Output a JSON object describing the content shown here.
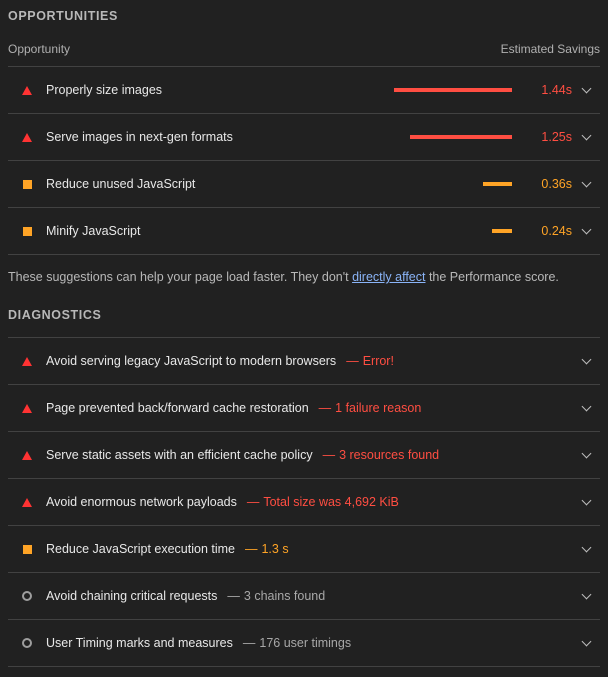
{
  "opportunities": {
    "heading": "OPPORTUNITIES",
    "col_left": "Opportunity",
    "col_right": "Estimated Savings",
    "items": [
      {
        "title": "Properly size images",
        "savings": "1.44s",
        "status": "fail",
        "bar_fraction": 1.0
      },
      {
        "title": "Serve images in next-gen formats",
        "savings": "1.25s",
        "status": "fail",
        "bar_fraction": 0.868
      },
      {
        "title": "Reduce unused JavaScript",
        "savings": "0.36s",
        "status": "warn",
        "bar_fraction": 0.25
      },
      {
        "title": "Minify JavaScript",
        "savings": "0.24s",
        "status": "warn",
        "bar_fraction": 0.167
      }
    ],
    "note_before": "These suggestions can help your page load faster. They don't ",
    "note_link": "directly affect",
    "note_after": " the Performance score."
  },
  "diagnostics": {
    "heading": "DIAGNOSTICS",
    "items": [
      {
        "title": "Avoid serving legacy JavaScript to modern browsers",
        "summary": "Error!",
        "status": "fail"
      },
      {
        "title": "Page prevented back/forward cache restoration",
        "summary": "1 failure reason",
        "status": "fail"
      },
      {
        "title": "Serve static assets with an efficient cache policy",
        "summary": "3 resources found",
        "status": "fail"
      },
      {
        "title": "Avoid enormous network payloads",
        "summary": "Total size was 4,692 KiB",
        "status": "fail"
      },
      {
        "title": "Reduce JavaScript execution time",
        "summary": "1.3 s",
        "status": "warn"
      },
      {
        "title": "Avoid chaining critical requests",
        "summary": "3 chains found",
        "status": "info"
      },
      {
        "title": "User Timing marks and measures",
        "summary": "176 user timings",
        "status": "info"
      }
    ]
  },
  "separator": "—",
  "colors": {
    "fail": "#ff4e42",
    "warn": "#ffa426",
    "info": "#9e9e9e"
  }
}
#####
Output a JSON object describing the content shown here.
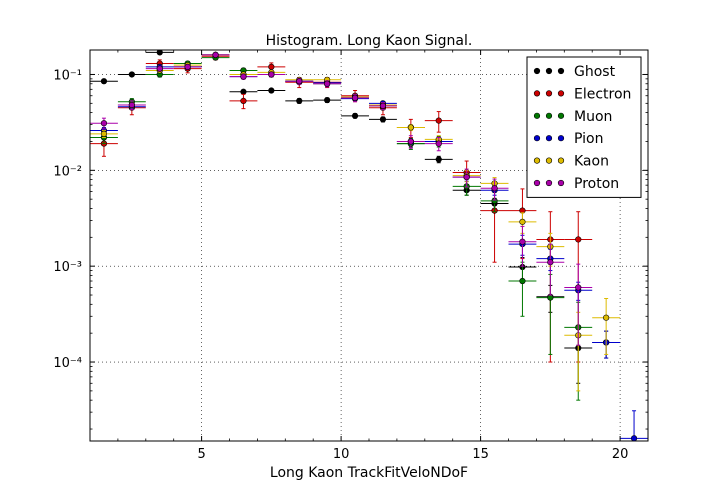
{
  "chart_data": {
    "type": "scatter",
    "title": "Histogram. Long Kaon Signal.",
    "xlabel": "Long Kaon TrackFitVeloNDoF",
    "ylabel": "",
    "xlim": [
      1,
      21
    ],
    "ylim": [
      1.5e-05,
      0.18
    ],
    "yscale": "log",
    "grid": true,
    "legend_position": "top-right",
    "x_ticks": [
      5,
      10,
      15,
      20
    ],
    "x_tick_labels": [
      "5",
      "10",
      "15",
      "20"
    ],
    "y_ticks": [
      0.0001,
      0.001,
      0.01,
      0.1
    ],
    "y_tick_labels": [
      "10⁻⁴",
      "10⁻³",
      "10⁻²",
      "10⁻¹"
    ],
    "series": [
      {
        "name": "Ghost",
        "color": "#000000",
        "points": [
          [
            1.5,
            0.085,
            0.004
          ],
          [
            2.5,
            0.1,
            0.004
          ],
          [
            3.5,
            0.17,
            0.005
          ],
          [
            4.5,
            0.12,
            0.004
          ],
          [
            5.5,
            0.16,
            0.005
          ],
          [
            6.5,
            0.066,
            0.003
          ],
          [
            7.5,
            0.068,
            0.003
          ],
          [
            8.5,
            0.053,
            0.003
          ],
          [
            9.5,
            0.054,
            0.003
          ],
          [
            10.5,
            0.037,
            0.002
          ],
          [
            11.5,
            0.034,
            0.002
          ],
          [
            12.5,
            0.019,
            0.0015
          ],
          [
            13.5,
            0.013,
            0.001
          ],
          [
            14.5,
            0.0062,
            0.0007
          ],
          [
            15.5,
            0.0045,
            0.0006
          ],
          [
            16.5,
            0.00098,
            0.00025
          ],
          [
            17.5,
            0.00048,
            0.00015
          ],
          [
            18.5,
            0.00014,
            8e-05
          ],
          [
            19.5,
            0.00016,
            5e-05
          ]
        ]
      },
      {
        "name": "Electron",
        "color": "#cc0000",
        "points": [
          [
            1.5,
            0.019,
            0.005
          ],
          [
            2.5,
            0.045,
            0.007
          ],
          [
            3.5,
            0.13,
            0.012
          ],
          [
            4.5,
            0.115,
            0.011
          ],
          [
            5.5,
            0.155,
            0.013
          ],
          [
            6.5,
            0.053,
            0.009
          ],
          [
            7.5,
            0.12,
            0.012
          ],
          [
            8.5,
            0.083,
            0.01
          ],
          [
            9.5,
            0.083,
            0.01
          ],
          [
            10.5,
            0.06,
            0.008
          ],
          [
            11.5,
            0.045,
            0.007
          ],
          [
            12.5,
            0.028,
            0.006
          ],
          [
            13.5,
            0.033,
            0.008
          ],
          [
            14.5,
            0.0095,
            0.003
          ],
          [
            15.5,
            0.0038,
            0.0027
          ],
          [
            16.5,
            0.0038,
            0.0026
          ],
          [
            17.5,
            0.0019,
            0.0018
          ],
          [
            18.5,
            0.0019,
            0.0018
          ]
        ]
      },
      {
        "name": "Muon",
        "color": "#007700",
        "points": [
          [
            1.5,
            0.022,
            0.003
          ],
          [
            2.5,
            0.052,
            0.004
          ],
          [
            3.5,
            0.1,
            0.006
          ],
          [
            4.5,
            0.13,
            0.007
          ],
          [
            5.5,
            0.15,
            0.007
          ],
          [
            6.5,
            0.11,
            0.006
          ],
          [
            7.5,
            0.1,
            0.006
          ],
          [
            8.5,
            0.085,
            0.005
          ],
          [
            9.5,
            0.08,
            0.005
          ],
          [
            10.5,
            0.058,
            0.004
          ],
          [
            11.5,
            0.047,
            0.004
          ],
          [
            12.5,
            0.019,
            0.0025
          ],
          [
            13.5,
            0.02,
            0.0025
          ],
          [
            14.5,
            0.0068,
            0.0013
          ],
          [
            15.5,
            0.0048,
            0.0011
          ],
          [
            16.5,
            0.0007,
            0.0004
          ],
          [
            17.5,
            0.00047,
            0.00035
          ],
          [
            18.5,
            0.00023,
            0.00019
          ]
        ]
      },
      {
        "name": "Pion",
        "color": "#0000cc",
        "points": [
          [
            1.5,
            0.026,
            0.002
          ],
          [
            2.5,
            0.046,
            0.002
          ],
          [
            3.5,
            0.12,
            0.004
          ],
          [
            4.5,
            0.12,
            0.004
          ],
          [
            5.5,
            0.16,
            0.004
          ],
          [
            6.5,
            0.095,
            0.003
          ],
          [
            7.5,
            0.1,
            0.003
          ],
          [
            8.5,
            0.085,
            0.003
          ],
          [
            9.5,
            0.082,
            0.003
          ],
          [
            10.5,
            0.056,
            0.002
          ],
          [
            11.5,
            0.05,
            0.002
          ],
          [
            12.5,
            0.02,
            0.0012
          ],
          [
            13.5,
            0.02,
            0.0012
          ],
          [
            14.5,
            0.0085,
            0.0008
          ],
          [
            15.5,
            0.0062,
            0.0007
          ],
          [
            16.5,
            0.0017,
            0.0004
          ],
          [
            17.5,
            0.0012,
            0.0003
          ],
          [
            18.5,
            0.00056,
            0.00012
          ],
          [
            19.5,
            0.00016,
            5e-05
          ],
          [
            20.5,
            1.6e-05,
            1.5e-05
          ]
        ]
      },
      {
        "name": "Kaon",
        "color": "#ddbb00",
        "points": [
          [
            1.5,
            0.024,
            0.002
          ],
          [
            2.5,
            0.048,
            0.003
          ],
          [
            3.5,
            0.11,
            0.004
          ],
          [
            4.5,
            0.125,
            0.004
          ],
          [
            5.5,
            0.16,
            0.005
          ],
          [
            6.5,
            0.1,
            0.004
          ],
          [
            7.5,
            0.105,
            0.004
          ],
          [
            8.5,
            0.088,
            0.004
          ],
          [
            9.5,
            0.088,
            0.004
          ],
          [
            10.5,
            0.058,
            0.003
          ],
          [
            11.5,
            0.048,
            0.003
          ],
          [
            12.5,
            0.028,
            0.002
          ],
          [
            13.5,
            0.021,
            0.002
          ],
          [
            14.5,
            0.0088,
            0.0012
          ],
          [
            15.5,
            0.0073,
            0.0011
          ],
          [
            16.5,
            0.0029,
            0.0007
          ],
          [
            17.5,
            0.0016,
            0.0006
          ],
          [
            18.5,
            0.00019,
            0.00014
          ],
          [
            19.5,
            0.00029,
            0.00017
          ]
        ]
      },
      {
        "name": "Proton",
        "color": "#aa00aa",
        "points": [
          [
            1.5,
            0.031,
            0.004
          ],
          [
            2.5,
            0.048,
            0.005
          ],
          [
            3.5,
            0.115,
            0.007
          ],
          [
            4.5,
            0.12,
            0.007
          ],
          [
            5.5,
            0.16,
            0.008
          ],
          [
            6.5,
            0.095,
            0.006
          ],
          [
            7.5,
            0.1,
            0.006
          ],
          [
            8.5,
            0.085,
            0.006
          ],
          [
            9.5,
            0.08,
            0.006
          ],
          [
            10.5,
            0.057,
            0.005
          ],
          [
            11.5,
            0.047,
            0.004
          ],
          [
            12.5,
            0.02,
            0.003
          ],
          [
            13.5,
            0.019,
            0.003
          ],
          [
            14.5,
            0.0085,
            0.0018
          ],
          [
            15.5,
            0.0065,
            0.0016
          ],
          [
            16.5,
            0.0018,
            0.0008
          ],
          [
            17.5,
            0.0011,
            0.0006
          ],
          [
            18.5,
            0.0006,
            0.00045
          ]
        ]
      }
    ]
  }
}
#####
WRITTEN PROBLEM: How many lines of the entries above hold the string "heading"? Reply with the number alone.

EXPECTED ANSWER: 2